## Activity
Every line of the listing that holds the word "regulation" should be returned.

## Source data
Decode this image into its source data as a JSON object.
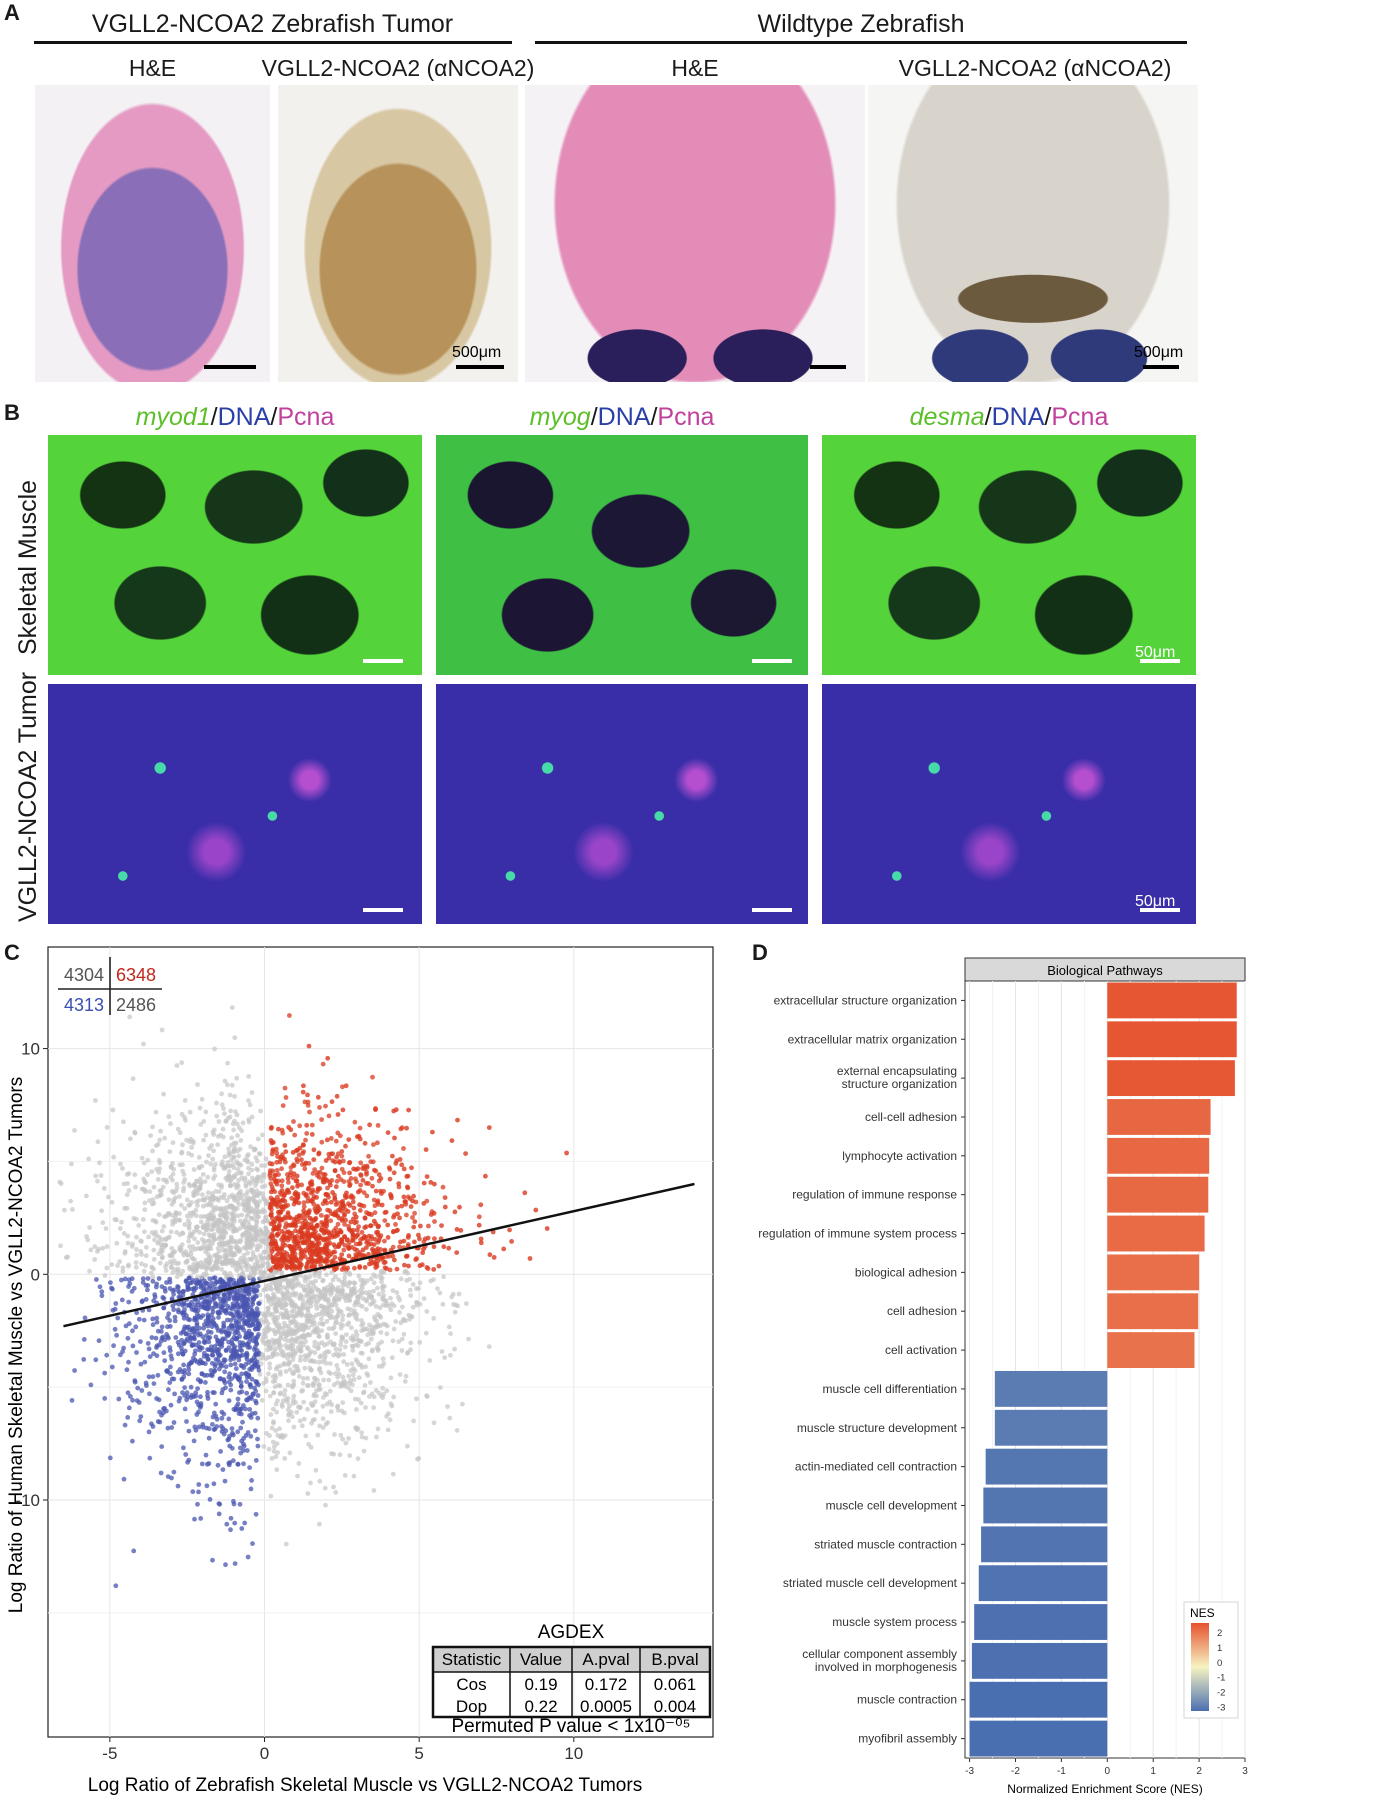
{
  "panelA": {
    "label": "A",
    "group_left": "VGLL2-NCOA2 Zebrafish Tumor",
    "group_right": "Wildtype Zebrafish",
    "col1": "H&E",
    "col2": "VGLL2-NCOA2 (αNCOA2)",
    "col3": "H&E",
    "col4": "VGLL2-NCOA2 (αNCOA2)",
    "scalebar": "500μm"
  },
  "panelB": {
    "label": "B",
    "col1": {
      "gene": "myod1",
      "dna": "DNA",
      "pcna": "Pcna",
      "sep": "/"
    },
    "col2": {
      "gene": "myog",
      "dna": "DNA",
      "pcna": "Pcna",
      "sep": "/"
    },
    "col3": {
      "gene": "desma",
      "dna": "DNA",
      "pcna": "Pcna",
      "sep": "/"
    },
    "row1": "Skeletal Muscle",
    "row2": "VGLL2-NCOA2 Tumor",
    "scalebar": "50μm"
  },
  "panelC": {
    "label": "C",
    "chart_data": {
      "type": "scatter",
      "xlabel": "Log Ratio of Zebrafish Skeletal Muscle vs VGLL2-NCOA2 Tumors",
      "ylabel": "Log Ratio of Human Skeletal Muscle vs VGLL2-NCOA2 Tumors",
      "xlim": [
        -7,
        14.5
      ],
      "ylim": [
        -20.5,
        14.5
      ],
      "xticks": [
        -5,
        0,
        5,
        10
      ],
      "yticks": [
        -10,
        0,
        10
      ],
      "grid": true,
      "quadrant_counts": {
        "top_left": "4304",
        "top_right": "6348",
        "bottom_left": "4313",
        "bottom_right": "2486"
      },
      "fit_line": {
        "x": [
          -6.5,
          13.9
        ],
        "y": [
          -2.3,
          4.0
        ]
      },
      "annotation_title": "AGDEX",
      "table": {
        "headers": [
          "Statistic",
          "Value",
          "A.pval",
          "B.pval"
        ],
        "rows": [
          [
            "Cos",
            "0.19",
            "0.172",
            "0.061"
          ],
          [
            "Dop",
            "0.22",
            "0.0005",
            "0.004"
          ]
        ]
      },
      "permuted_p": "Permuted P value < 1x10⁻⁰⁵",
      "colors": {
        "up": "#d93a1f",
        "down": "#4a55b0",
        "other": "#c4c4c4"
      }
    }
  },
  "panelD": {
    "label": "D",
    "chart_data": {
      "type": "bar",
      "orientation": "horizontal",
      "strip_title": "Biological Pathways",
      "xlabel": "Normalized Enrichment Score (NES)",
      "xlim": [
        -3.1,
        3.0
      ],
      "xticks": [
        -3,
        -2,
        -1,
        0,
        1,
        2,
        3
      ],
      "legend_title": "NES",
      "legend_ticks": [
        2,
        1,
        0,
        -1,
        -2,
        -3
      ],
      "categories": [
        "extracellular structure organization",
        "extracellular matrix organization",
        "external encapsulating structure organization",
        "cell-cell adhesion",
        "lymphocyte activation",
        "regulation of immune response",
        "regulation of immune system process",
        "biological adhesion",
        "cell adhesion",
        "cell activation",
        "muscle cell differentiation",
        "muscle structure development",
        "actin-mediated cell contraction",
        "muscle cell development",
        "striated muscle contraction",
        "striated muscle cell development",
        "muscle system process",
        "cellular component assembly involved in morphogenesis",
        "muscle contraction",
        "myofibril assembly"
      ],
      "values": [
        2.82,
        2.82,
        2.78,
        2.25,
        2.22,
        2.2,
        2.12,
        2.0,
        1.98,
        1.9,
        -2.45,
        -2.45,
        -2.65,
        -2.7,
        -2.75,
        -2.8,
        -2.9,
        -2.95,
        -3.0,
        -3.0
      ],
      "colors": {
        "high": "#e5512e",
        "mid": "#f6f3c2",
        "low": "#4a6fb0"
      }
    }
  }
}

## Answer to this task
        "regulation of immune response",
        "regulation of immune system process",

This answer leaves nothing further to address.